→ **The exercise**
The entries below should be output exactly as written.

→ **Records for processing**

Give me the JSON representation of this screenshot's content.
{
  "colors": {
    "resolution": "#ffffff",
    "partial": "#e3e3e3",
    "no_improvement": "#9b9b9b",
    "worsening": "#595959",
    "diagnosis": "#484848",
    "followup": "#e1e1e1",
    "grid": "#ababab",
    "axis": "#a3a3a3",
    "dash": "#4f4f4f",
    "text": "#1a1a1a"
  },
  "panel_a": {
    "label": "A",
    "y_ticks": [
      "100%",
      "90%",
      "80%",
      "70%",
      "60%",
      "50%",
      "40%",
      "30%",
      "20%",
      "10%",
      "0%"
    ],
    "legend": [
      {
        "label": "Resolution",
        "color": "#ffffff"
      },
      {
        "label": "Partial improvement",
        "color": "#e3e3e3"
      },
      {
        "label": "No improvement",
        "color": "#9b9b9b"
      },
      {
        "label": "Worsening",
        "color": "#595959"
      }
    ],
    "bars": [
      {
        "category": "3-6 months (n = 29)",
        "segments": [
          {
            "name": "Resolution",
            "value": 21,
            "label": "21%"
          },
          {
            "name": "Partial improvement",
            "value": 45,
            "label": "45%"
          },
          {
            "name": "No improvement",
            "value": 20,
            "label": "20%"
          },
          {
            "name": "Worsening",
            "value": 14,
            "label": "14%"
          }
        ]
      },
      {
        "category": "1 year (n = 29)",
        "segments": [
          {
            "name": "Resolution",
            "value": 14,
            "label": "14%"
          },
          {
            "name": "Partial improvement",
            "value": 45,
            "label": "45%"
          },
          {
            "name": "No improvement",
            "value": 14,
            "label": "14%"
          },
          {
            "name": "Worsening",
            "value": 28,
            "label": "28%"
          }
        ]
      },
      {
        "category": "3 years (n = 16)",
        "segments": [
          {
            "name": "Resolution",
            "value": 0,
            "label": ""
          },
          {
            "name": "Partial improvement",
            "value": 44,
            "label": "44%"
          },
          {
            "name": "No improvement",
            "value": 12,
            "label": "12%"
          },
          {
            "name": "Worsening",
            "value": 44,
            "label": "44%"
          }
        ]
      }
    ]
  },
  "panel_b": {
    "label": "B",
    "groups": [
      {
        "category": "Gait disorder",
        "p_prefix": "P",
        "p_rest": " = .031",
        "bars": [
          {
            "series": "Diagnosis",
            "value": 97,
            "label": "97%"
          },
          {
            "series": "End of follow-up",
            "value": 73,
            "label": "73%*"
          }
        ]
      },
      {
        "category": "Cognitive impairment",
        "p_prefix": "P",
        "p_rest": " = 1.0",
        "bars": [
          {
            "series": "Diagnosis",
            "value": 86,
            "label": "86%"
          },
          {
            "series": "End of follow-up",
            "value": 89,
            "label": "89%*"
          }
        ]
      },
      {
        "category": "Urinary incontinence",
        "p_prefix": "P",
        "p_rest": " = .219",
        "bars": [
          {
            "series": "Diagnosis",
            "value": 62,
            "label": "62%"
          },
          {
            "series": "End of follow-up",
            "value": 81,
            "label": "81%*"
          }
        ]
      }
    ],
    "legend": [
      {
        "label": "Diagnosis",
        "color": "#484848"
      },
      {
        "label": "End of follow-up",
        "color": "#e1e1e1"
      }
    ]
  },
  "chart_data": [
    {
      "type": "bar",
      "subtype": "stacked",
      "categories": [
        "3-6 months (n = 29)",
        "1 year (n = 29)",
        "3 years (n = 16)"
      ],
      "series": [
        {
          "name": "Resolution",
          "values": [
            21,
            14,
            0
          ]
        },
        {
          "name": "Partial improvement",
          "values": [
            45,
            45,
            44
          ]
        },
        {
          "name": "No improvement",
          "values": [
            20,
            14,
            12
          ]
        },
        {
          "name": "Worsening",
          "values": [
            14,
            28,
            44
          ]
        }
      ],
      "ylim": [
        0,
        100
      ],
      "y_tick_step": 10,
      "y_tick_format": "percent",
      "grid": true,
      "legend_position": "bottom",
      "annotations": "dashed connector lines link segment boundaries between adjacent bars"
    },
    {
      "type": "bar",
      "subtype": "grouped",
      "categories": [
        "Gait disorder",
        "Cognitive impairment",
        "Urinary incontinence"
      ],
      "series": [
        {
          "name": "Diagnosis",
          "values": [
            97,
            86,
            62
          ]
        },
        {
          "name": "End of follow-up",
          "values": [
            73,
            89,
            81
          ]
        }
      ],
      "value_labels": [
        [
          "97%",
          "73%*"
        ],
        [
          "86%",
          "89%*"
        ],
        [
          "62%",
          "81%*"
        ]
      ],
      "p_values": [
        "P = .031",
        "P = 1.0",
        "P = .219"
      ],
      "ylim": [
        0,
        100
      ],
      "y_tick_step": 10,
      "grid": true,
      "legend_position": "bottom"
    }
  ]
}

→ **Solution**
Give me the JSON representation of this screenshot's content.
{
  "colors": {
    "resolution": "#ffffff",
    "partial": "#e3e3e3",
    "no_improvement": "#9b9b9b",
    "worsening": "#595959",
    "diagnosis": "#484848",
    "followup": "#e1e1e1",
    "grid": "#ababab",
    "axis": "#a3a3a3",
    "dash": "#4f4f4f",
    "text": "#1a1a1a"
  },
  "panel_a": {
    "label": "A",
    "y_ticks": [
      "100%",
      "90%",
      "80%",
      "70%",
      "60%",
      "50%",
      "40%",
      "30%",
      "20%",
      "10%",
      "0%"
    ],
    "legend": [
      {
        "label": "Resolution",
        "color": "#ffffff"
      },
      {
        "label": "Partial improvement",
        "color": "#e3e3e3"
      },
      {
        "label": "No improvement",
        "color": "#9b9b9b"
      },
      {
        "label": "Worsening",
        "color": "#595959"
      }
    ],
    "bars": [
      {
        "category": "3-6 months (n = 29)",
        "segments": [
          {
            "name": "Resolution",
            "value": 21,
            "label": "21%"
          },
          {
            "name": "Partial improvement",
            "value": 45,
            "label": "45%"
          },
          {
            "name": "No improvement",
            "value": 20,
            "label": "20%"
          },
          {
            "name": "Worsening",
            "value": 14,
            "label": "14%"
          }
        ]
      },
      {
        "category": "1 year (n = 29)",
        "segments": [
          {
            "name": "Resolution",
            "value": 14,
            "label": "14%"
          },
          {
            "name": "Partial improvement",
            "value": 45,
            "label": "45%"
          },
          {
            "name": "No improvement",
            "value": 14,
            "label": "14%"
          },
          {
            "name": "Worsening",
            "value": 28,
            "label": "28%"
          }
        ]
      },
      {
        "category": "3 years (n = 16)",
        "segments": [
          {
            "name": "Resolution",
            "value": 0,
            "label": ""
          },
          {
            "name": "Partial improvement",
            "value": 44,
            "label": "44%"
          },
          {
            "name": "No improvement",
            "value": 12,
            "label": "12%"
          },
          {
            "name": "Worsening",
            "value": 44,
            "label": "44%"
          }
        ]
      }
    ]
  },
  "panel_b": {
    "label": "B",
    "groups": [
      {
        "category": "Gait disorder",
        "p_prefix": "P",
        "p_rest": " = .031",
        "bars": [
          {
            "series": "Diagnosis",
            "value": 97,
            "label": "97%"
          },
          {
            "series": "End of follow-up",
            "value": 73,
            "label": "73%*"
          }
        ]
      },
      {
        "category": "Cognitive impairment",
        "p_prefix": "P",
        "p_rest": " = 1.0",
        "bars": [
          {
            "series": "Diagnosis",
            "value": 86,
            "label": "86%"
          },
          {
            "series": "End of follow-up",
            "value": 89,
            "label": "89%*"
          }
        ]
      },
      {
        "category": "Urinary incontinence",
        "p_prefix": "P",
        "p_rest": " = .219",
        "bars": [
          {
            "series": "Diagnosis",
            "value": 62,
            "label": "62%"
          },
          {
            "series": "End of follow-up",
            "value": 81,
            "label": "81%*"
          }
        ]
      }
    ],
    "legend": [
      {
        "label": "Diagnosis",
        "color": "#484848"
      },
      {
        "label": "End of follow-up",
        "color": "#e1e1e1"
      }
    ]
  },
  "chart_data": [
    {
      "type": "bar",
      "subtype": "stacked",
      "categories": [
        "3-6 months (n = 29)",
        "1 year (n = 29)",
        "3 years (n = 16)"
      ],
      "series": [
        {
          "name": "Resolution",
          "values": [
            21,
            14,
            0
          ]
        },
        {
          "name": "Partial improvement",
          "values": [
            45,
            45,
            44
          ]
        },
        {
          "name": "No improvement",
          "values": [
            20,
            14,
            12
          ]
        },
        {
          "name": "Worsening",
          "values": [
            14,
            28,
            44
          ]
        }
      ],
      "ylim": [
        0,
        100
      ],
      "y_tick_step": 10,
      "y_tick_format": "percent",
      "grid": true,
      "legend_position": "bottom",
      "annotations": "dashed connector lines link segment boundaries between adjacent bars"
    },
    {
      "type": "bar",
      "subtype": "grouped",
      "categories": [
        "Gait disorder",
        "Cognitive impairment",
        "Urinary incontinence"
      ],
      "series": [
        {
          "name": "Diagnosis",
          "values": [
            97,
            86,
            62
          ]
        },
        {
          "name": "End of follow-up",
          "values": [
            73,
            89,
            81
          ]
        }
      ],
      "value_labels": [
        [
          "97%",
          "73%*"
        ],
        [
          "86%",
          "89%*"
        ],
        [
          "62%",
          "81%*"
        ]
      ],
      "p_values": [
        "P = .031",
        "P = 1.0",
        "P = .219"
      ],
      "ylim": [
        0,
        100
      ],
      "y_tick_step": 10,
      "grid": true,
      "legend_position": "bottom"
    }
  ]
}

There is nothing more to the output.